_Aim of the task:_ Examine the material below. Gather every line in which the string "color" appears.

_Records provided:_
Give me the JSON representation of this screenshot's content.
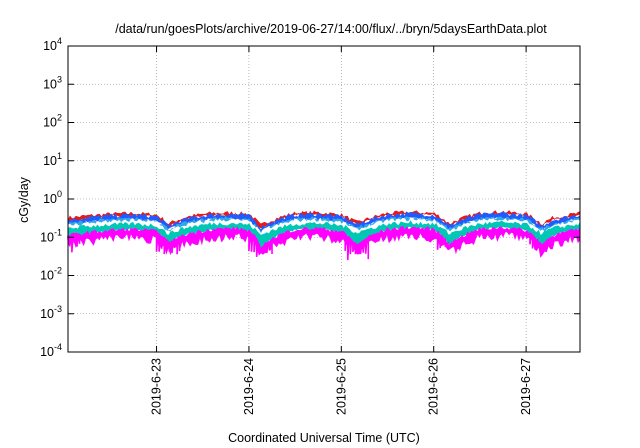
{
  "chart_data": {
    "type": "area",
    "title": "/data/run/goesPlots/archive/2019-06-27/14:00/flux/../bryn/5daysEarthData.plot",
    "xlabel": "Coordinated Universal Time (UTC)",
    "ylabel": "cGy/day",
    "yscale": "log",
    "ylim": [
      0.0001,
      10000
    ],
    "yticks": [
      {
        "base": "10",
        "exp": "-4",
        "value": 0.0001
      },
      {
        "base": "10",
        "exp": "-3",
        "value": 0.001
      },
      {
        "base": "10",
        "exp": "-2",
        "value": 0.01
      },
      {
        "base": "10",
        "exp": "-1",
        "value": 0.1
      },
      {
        "base": "10",
        "exp": "0",
        "value": 1
      },
      {
        "base": "10",
        "exp": "1",
        "value": 10
      },
      {
        "base": "10",
        "exp": "2",
        "value": 100
      },
      {
        "base": "10",
        "exp": "3",
        "value": 1000
      },
      {
        "base": "10",
        "exp": "4",
        "value": 10000
      }
    ],
    "xlim": [
      "2019-06-22T01:00",
      "2019-06-27T14:00"
    ],
    "xticks": [
      "2019-6-23",
      "2019-6-24",
      "2019-6-25",
      "2019-6-26",
      "2019-6-27"
    ],
    "grid": true,
    "x_days": [
      "2019-06-22T01:00",
      "2019-06-22T06:00",
      "2019-06-22T12:00",
      "2019-06-22T18:00",
      "2019-06-23T00:00",
      "2019-06-23T03:00",
      "2019-06-23T08:00",
      "2019-06-23T14:00",
      "2019-06-23T20:00",
      "2019-06-24T00:00",
      "2019-06-24T03:00",
      "2019-06-24T06:00",
      "2019-06-24T12:00",
      "2019-06-24T18:00",
      "2019-06-25T00:00",
      "2019-06-25T04:00",
      "2019-06-25T07:00",
      "2019-06-25T12:00",
      "2019-06-25T18:00",
      "2019-06-26T00:00",
      "2019-06-26T04:00",
      "2019-06-26T07:00",
      "2019-06-26T12:00",
      "2019-06-26T18:00",
      "2019-06-27T00:00",
      "2019-06-27T04:00",
      "2019-06-27T07:00",
      "2019-06-27T14:00"
    ],
    "series": [
      {
        "color": "#e41a1c",
        "values": [
          0.32,
          0.36,
          0.4,
          0.42,
          0.38,
          0.22,
          0.34,
          0.42,
          0.43,
          0.4,
          0.2,
          0.28,
          0.42,
          0.44,
          0.38,
          0.24,
          0.3,
          0.42,
          0.45,
          0.42,
          0.22,
          0.3,
          0.42,
          0.46,
          0.4,
          0.22,
          0.32,
          0.42
        ]
      },
      {
        "color": "#1f5bff",
        "values": [
          0.28,
          0.32,
          0.36,
          0.38,
          0.34,
          0.19,
          0.3,
          0.38,
          0.39,
          0.36,
          0.17,
          0.25,
          0.38,
          0.4,
          0.34,
          0.21,
          0.27,
          0.38,
          0.41,
          0.38,
          0.19,
          0.27,
          0.38,
          0.42,
          0.36,
          0.19,
          0.28,
          0.38
        ]
      },
      {
        "color": "#2fa8e8",
        "values": [
          0.22,
          0.26,
          0.28,
          0.3,
          0.27,
          0.16,
          0.24,
          0.3,
          0.31,
          0.28,
          0.14,
          0.2,
          0.3,
          0.31,
          0.27,
          0.17,
          0.21,
          0.3,
          0.32,
          0.3,
          0.16,
          0.21,
          0.3,
          0.32,
          0.28,
          0.16,
          0.22,
          0.3
        ]
      },
      {
        "color": "#ffffff",
        "values": [
          0.2,
          0.23,
          0.25,
          0.27,
          0.24,
          0.14,
          0.21,
          0.27,
          0.28,
          0.25,
          0.13,
          0.18,
          0.27,
          0.28,
          0.24,
          0.15,
          0.19,
          0.27,
          0.29,
          0.27,
          0.14,
          0.19,
          0.27,
          0.29,
          0.25,
          0.14,
          0.2,
          0.27
        ]
      },
      {
        "color": "#00c8b4",
        "values": [
          0.17,
          0.19,
          0.21,
          0.22,
          0.2,
          0.12,
          0.18,
          0.22,
          0.23,
          0.21,
          0.11,
          0.15,
          0.22,
          0.23,
          0.2,
          0.13,
          0.16,
          0.22,
          0.24,
          0.22,
          0.12,
          0.16,
          0.22,
          0.24,
          0.21,
          0.12,
          0.17,
          0.22
        ]
      },
      {
        "color": "#ff00ff",
        "values": [
          0.11,
          0.13,
          0.15,
          0.16,
          0.14,
          0.07,
          0.12,
          0.16,
          0.17,
          0.15,
          0.05,
          0.09,
          0.16,
          0.17,
          0.14,
          0.06,
          0.1,
          0.16,
          0.18,
          0.16,
          0.06,
          0.1,
          0.16,
          0.18,
          0.15,
          0.06,
          0.11,
          0.16
        ]
      }
    ],
    "magenta_dips": [
      0.04,
      0.035,
      0.03,
      0.025,
      0.04,
      0.05
    ]
  }
}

_Problem solution:_
        "color": "#e41a1c",
        "color": "#1f5bff",
        "color": "#2fa8e8",
        "color": "#ffffff",
        "color": "#00c8b4",
        "color": "#ff00ff",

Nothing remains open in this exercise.